Task instructions:
Your task is to retype each line of the data below exactly.

Some records:
— START —

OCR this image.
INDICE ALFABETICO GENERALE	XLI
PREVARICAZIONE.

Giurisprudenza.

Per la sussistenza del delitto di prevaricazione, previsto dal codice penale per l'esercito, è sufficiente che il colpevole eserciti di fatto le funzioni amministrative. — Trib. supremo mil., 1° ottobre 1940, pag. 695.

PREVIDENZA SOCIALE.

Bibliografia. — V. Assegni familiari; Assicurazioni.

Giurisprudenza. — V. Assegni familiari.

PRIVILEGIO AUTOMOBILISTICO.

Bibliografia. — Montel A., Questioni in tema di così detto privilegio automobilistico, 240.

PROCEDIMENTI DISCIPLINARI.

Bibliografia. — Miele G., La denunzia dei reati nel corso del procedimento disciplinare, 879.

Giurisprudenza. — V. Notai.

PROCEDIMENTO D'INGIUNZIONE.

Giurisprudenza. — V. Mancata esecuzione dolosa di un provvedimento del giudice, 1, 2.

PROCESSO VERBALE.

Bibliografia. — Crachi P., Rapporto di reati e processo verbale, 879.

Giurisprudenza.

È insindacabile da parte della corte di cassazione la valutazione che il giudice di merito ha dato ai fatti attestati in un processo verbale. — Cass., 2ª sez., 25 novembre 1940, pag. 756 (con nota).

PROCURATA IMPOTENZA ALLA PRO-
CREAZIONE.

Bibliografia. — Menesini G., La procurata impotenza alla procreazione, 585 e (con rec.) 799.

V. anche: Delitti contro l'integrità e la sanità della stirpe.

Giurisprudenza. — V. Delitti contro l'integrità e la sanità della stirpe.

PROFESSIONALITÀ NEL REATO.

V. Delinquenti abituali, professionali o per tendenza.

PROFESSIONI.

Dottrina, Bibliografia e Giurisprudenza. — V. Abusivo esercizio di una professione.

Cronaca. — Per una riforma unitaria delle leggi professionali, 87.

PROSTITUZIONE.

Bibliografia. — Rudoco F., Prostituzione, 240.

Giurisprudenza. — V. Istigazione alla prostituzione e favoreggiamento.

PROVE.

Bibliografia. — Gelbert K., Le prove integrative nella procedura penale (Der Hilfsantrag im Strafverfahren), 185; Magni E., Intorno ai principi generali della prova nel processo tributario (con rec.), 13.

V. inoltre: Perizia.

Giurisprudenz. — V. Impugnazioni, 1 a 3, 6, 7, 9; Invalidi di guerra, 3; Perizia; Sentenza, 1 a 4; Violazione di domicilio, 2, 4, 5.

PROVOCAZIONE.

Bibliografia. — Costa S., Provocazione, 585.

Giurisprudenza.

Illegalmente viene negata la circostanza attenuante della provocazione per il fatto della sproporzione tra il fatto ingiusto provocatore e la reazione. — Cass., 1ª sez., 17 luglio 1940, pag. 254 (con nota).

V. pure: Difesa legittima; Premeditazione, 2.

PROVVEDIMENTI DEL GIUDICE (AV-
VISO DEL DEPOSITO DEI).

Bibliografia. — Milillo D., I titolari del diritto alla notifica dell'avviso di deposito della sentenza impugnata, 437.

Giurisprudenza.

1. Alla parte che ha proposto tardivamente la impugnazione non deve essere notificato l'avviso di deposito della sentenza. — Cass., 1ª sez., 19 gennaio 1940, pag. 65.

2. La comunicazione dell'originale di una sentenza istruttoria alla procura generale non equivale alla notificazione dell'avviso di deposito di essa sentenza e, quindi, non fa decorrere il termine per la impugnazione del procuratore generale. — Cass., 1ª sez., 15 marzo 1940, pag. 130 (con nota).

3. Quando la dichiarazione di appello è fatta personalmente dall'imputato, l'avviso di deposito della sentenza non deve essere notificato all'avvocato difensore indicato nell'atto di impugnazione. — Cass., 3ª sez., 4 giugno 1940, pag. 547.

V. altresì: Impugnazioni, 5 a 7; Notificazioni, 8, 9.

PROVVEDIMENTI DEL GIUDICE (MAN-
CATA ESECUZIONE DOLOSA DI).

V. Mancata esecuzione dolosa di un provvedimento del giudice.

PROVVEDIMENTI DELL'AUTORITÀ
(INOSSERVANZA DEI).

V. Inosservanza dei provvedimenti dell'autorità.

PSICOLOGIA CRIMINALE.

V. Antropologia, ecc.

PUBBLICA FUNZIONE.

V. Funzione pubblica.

— END —

The output:
OCR this image.
INDICE ALFABETICO GENERALE	XLI
PREVARICAZIONE.

Giurisprudenza.

Per la sussistenza del delitto di prevaricazione, previsto dal codice penale per l'esercito, è sufficiente che il colpevole eserciti di fatto le funzioni amministrative. — Trib. supremo mil., 1° ottobre 1940, pag. 695.

PREVIDENZA SOCIALE.

Bibliografia. — V. Assegni familiari; Assicurazioni.

Giurisprudenza. — V. Assegni familiari.

PRIVILEGIO AUTOMOBILISTICO.

Bibliografia. — Montel A., Questioni in tema di così detto privilegio automobilistico, 240.

PROCEDIMENTI DISCIPLINARI.

Bibliografia. — Miele G., La denunzia dei reati nel corso del procedimento disciplinare, 879.

Giurisprudenza. — V. Notai.

PROCEDIMENTO D'INGIUNZIONE.

Giurisprudenza. — V. Mancata esecuzione dolosa di un provvedimento del giudice, 1, 2.

PROCESSO VERBALE.

Bibliografia. — Crachi P., Rapporto di reati e processo verbale, 879.

Giurisprudenza.

È insindacabile da parte della corte di cassazione la valutazione che il giudice di merito ha dato ai fatti attestati in un processo verbale. — Cass., 2ª sez., 25 novembre 1940, pag. 756 (con nota).

PROCURATA IMPOTENZA ALLA PRO-
CREAZIONE.

Bibliografia. — Menesini G., La procurata impotenza alla procreazione, 585 e (con rec.) 799.

V. anche: Delitti contro l'integrità e la sanità della stirpe.

Giurisprudenza. — V. Delitti contro l'integrità e la sanità della stirpe.

PROFESSIONALITÀ NEL REATO.

V. Delinquenti abituali, professionali o per tendenza.

PROFESSIONI.

Dottrina, Bibliografia e Giurisprudenza. — V. Abusivo esercizio di una professione.

Cronaca. — Per una riforma unitaria delle leggi professionali, 87.

PROSTITUZIONE.

Bibliografia. — Rudoco F., Prostituzione, 240.

Giurisprudenza. — V. Istigazione alla prostituzione e favoreggiamento.

PROVE.

Bibliografia. — Gelbert K., Le prove integrative nella procedura penale (Der Hilfsantrag im Strafverfahren), 185; Magni E., Intorno ai principi generali della prova nel processo tributario (con rec.), 13.

V. inoltre: Perizia.

Giurisprudenz. — V. Impugnazioni, 1 a 3, 6, 7, 9; Invalidi di guerra, 3; Perizia; Sentenza, 1 a 4; Violazione di domicilio, 2, 4, 5.

PROVOCAZIONE.

Bibliografia. — Costa S., Provocazione, 585.

Giurisprudenza.

Illegalmente viene negata la circostanza attenuante della provocazione per il fatto della sproporzione tra il fatto ingiusto provocatore e la reazione. — Cass., 1ª sez., 17 luglio 1940, pag. 254 (con nota).

V. pure: Difesa legittima; Premeditazione, 2.

PROVVEDIMENTI DEL GIUDICE (AV-
VISO DEL DEPOSITO DEI).

Bibliografia. — Milillo D., I titolari del diritto alla notifica dell'avviso di deposito della sentenza impugnata, 437.

Giurisprudenza.

1. Alla parte che ha proposto tardivamente la impugnazione non deve essere notificato l'avviso di deposito della sentenza. — Cass., 1ª sez., 19 gennaio 1940, pag. 65.

2. La comunicazione dell'originale di una sentenza istruttoria alla procura generale non equivale alla notificazione dell'avviso di deposito di essa sentenza e, quindi, non fa decorrere il termine per la impugnazione del procuratore generale. — Cass., 1ª sez., 15 marzo 1940, pag. 130 (con nota).

3. Quando la dichiarazione di appello è fatta personalmente dall'imputato, l'avviso di deposito della sentenza non deve essere notificato all'avvocato difensore indicato nell'atto di impugnazione. — Cass., 3ª sez., 4 giugno 1940, pag. 547.

V. altresì: Impugnazioni, 5 a 7; Notificazioni, 8, 9.

PROVVEDIMENTI DEL GIUDICE (MAN-
CATA ESECUZIONE DOLOSA DI).

V. Mancata esecuzione dolosa di un provvedimento del giudice.

PROVVEDIMENTI DELL'AUTORITÀ
(INOSSERVANZA DEI).

V. Inosservanza dei provvedimenti dell'autorità.

PSICOLOGIA CRIMINALE.

V. Antropologia, ecc.

PUBBLICA FUNZIONE.

V. Funzione pubblica.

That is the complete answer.